■ Records for processing ■

★ ★ ★ ★ ★

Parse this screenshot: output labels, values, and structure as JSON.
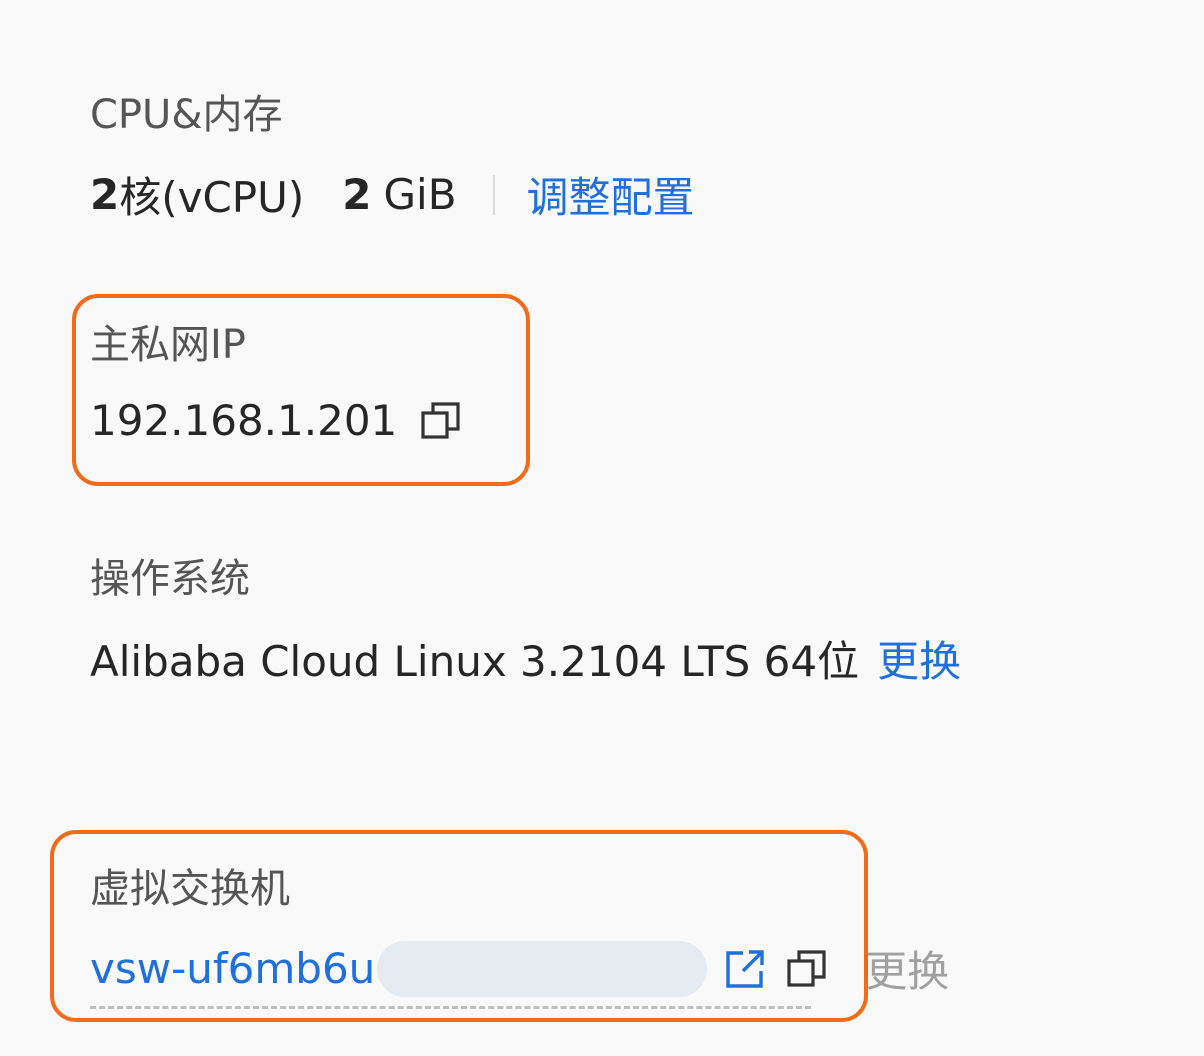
{
  "cpu_memory": {
    "label": "CPU&内存",
    "cores": "2",
    "cores_unit": "核(vCPU)",
    "memory": "2",
    "memory_unit": "GiB",
    "adjust_label": "调整配置"
  },
  "private_ip": {
    "label": "主私网IP",
    "value": "192.168.1.201"
  },
  "os": {
    "label": "操作系统",
    "value": "Alibaba Cloud Linux 3.2104 LTS 64位",
    "change_label": "更换"
  },
  "vswitch": {
    "label": "虚拟交换机",
    "id_visible": "vsw-uf6mb6u",
    "change_label": "更换"
  },
  "colors": {
    "highlight": "#f26b1a",
    "link": "#1f6fde",
    "disabled": "#a0a0a0"
  },
  "icons": {
    "copy": "copy-icon",
    "external": "external-link-icon"
  }
}
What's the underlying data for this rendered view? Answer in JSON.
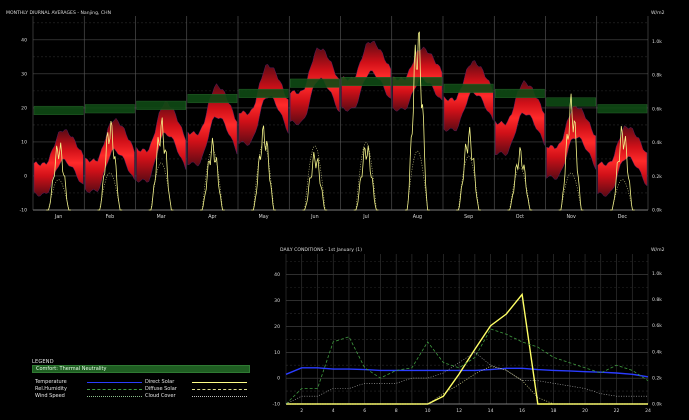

★ ★ ★ ★ ★

■ Exercise task ■
What comes back should match the records exactly, minus any pictures.

■ Answer for this exercise ■
Parse this screenshot: output labels, values, and structure as JSON.
{
  "cpu_memory": {
    "label": "CPU&内存",
    "cores": "2",
    "cores_unit": "核(vCPU)",
    "memory": "2",
    "memory_unit": "GiB",
    "adjust_label": "调整配置"
  },
  "private_ip": {
    "label": "主私网IP",
    "value": "192.168.1.201"
  },
  "os": {
    "label": "操作系统",
    "value": "Alibaba Cloud Linux 3.2104 LTS 64位",
    "change_label": "更换"
  },
  "vswitch": {
    "label": "虚拟交换机",
    "id_visible": "vsw-uf6mb6u",
    "change_label": "更换"
  },
  "colors": {
    "highlight": "#f26b1a",
    "link": "#1f6fde",
    "disabled": "#a0a0a0"
  },
  "icons": {
    "copy": "copy-icon",
    "external": "external-link-icon"
  }
}
What's the underlying data for this rendered view? Answer in JSON.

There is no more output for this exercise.